→ **WHAT THE TASK ASKS**
List each line of the data that holds the word "Georgia".

→ **Dataset items**
▬▬▬

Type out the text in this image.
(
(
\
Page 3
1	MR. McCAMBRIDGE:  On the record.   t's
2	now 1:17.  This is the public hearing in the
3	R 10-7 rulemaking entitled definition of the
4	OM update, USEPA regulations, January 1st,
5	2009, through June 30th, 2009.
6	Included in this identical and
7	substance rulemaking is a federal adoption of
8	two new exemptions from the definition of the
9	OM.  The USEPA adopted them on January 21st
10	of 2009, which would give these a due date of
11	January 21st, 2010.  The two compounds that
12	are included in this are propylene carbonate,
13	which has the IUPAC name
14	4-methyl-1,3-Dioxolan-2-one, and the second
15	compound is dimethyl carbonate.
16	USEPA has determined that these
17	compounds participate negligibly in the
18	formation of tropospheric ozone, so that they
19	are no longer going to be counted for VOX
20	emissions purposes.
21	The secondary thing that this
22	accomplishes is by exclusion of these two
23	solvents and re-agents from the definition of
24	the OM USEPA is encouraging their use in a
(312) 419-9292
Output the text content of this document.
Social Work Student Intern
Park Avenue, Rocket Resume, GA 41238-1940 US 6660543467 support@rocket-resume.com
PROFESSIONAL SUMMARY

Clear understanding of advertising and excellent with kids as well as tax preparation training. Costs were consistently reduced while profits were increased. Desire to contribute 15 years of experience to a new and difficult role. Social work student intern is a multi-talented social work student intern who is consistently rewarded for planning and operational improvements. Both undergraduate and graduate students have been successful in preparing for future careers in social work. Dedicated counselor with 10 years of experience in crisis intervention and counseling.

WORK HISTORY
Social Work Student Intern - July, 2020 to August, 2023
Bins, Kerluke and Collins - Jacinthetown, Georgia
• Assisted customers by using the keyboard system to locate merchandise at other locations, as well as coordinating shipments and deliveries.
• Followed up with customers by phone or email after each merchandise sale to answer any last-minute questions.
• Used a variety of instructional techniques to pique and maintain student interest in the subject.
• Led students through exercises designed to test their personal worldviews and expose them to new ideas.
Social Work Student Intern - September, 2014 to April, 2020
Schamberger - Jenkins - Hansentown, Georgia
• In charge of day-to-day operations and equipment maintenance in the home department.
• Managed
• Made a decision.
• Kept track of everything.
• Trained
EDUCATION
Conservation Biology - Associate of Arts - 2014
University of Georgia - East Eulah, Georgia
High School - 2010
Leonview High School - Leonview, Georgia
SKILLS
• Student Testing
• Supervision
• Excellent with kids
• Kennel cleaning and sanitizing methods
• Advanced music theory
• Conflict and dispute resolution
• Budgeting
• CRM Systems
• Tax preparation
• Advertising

▬▬▬

→ **TASK OUTPUT**
Bins, Kerluke and Collins - Jacinthetown, Georgia
Schamberger - Jenkins - Hansentown, Georgia
University of Georgia - East Eulah, Georgia
Leonview High School - Leonview, Georgia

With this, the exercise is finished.